-------- Entries provided

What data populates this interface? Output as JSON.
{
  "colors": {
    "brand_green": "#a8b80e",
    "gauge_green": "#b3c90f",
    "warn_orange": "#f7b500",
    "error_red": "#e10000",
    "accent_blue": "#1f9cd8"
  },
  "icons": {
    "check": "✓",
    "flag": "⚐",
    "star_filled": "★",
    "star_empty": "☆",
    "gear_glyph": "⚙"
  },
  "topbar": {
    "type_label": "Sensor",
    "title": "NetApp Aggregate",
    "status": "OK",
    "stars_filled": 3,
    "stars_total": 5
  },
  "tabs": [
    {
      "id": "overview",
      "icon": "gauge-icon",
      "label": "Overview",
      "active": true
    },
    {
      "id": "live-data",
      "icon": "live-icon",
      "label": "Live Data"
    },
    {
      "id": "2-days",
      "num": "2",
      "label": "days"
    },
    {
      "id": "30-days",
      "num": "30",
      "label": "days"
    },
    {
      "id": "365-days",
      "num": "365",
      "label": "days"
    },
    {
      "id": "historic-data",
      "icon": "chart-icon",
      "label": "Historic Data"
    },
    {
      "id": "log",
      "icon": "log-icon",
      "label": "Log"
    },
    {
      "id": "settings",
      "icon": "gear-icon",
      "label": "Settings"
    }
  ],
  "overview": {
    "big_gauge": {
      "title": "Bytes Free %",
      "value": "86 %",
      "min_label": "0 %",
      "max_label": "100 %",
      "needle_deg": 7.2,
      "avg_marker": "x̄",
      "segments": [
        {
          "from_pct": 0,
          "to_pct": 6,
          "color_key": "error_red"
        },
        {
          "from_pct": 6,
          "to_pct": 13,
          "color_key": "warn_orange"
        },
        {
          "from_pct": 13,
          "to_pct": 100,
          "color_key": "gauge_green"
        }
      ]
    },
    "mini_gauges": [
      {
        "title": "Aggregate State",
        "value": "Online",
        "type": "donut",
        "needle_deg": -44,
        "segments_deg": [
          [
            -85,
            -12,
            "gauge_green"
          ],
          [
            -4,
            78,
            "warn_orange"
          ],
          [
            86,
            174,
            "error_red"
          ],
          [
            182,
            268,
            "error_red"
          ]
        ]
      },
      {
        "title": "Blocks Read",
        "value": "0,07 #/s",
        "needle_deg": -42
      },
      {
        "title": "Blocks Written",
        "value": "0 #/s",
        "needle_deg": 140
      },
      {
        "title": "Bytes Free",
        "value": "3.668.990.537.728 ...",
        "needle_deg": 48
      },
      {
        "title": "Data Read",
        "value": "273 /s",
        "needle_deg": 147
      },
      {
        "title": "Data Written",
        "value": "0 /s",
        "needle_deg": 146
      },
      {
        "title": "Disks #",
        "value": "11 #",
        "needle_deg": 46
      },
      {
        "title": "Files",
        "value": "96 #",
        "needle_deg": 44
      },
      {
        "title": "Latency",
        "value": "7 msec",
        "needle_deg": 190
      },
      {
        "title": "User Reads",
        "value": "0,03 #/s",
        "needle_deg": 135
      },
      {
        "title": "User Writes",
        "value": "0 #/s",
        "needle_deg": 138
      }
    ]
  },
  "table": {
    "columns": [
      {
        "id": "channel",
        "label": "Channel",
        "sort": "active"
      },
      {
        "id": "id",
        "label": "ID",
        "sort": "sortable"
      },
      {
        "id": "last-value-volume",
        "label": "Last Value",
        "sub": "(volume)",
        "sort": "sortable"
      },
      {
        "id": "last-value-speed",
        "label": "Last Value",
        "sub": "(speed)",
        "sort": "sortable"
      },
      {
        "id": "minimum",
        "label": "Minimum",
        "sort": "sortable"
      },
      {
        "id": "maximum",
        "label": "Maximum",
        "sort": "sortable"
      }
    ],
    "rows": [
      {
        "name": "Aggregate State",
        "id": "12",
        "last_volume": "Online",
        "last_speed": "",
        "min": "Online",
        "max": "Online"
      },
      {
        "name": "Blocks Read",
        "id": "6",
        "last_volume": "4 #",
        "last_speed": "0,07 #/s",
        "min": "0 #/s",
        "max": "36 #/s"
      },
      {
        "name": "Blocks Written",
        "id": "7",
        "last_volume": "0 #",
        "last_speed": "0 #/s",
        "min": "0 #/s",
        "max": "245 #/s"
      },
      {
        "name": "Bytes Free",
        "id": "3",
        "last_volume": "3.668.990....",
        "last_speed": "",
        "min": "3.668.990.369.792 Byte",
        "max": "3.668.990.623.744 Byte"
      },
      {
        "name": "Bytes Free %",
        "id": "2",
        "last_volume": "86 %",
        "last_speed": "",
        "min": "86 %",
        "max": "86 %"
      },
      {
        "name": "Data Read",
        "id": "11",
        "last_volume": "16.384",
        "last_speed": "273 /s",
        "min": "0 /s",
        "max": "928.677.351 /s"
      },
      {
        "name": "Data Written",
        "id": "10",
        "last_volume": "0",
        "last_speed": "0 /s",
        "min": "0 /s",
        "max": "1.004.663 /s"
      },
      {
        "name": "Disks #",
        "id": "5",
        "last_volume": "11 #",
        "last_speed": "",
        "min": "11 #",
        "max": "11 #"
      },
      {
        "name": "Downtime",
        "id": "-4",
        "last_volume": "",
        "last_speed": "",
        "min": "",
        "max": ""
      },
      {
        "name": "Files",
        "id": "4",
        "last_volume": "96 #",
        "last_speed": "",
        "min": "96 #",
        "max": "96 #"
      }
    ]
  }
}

----------------

**Exercise instructions**
Every line of the listing that holds "Bytes" is to be counted; give only the resulting number.

**The solution**
4